* _STATED TASK_: Make an exact copy of each entry, leaving out every picture.

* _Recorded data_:
========================================================================

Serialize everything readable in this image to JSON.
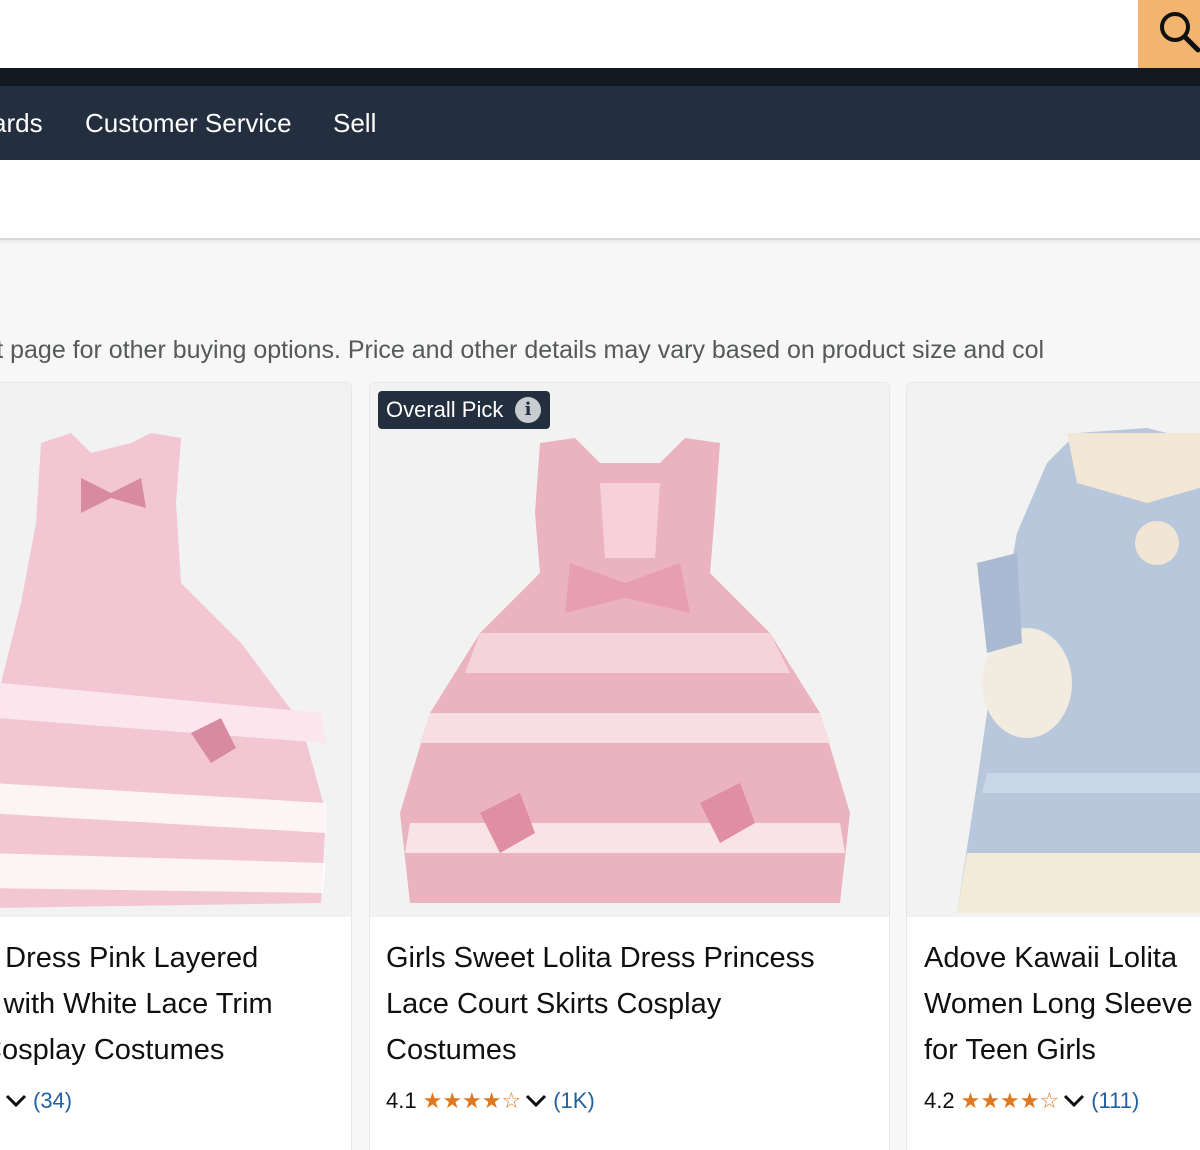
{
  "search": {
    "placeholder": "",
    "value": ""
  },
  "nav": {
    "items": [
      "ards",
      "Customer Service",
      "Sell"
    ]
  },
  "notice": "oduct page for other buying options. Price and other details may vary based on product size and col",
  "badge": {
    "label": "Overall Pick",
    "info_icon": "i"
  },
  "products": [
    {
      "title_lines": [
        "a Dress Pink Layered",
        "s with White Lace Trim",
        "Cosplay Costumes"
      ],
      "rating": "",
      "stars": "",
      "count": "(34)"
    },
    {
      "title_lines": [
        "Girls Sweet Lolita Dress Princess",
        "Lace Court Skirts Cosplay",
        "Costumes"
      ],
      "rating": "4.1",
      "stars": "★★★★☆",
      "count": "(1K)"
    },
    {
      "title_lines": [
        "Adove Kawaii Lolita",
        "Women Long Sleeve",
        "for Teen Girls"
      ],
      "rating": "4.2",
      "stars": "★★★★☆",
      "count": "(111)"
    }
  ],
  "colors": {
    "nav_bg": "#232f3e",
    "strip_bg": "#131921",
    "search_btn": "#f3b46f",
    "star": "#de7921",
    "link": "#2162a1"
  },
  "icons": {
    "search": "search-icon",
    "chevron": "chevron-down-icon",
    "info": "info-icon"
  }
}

========================================================================

* _REPLY_:
Serialize everything readable in this image to JSON.
{
  "search": {
    "placeholder": "",
    "value": ""
  },
  "nav": {
    "items": [
      "ards",
      "Customer Service",
      "Sell"
    ]
  },
  "notice": "oduct page for other buying options. Price and other details may vary based on product size and col",
  "badge": {
    "label": "Overall Pick",
    "info_icon": "i"
  },
  "products": [
    {
      "title_lines": [
        "a Dress Pink Layered",
        "s with White Lace Trim",
        "Cosplay Costumes"
      ],
      "rating": "",
      "stars": "",
      "count": "(34)"
    },
    {
      "title_lines": [
        "Girls Sweet Lolita Dress Princess",
        "Lace Court Skirts Cosplay",
        "Costumes"
      ],
      "rating": "4.1",
      "stars": "★★★★☆",
      "count": "(1K)"
    },
    {
      "title_lines": [
        "Adove Kawaii Lolita",
        "Women Long Sleeve",
        "for Teen Girls"
      ],
      "rating": "4.2",
      "stars": "★★★★☆",
      "count": "(111)"
    }
  ],
  "colors": {
    "nav_bg": "#232f3e",
    "strip_bg": "#131921",
    "search_btn": "#f3b46f",
    "star": "#de7921",
    "link": "#2162a1"
  },
  "icons": {
    "search": "search-icon",
    "chevron": "chevron-down-icon",
    "info": "info-icon"
  }
}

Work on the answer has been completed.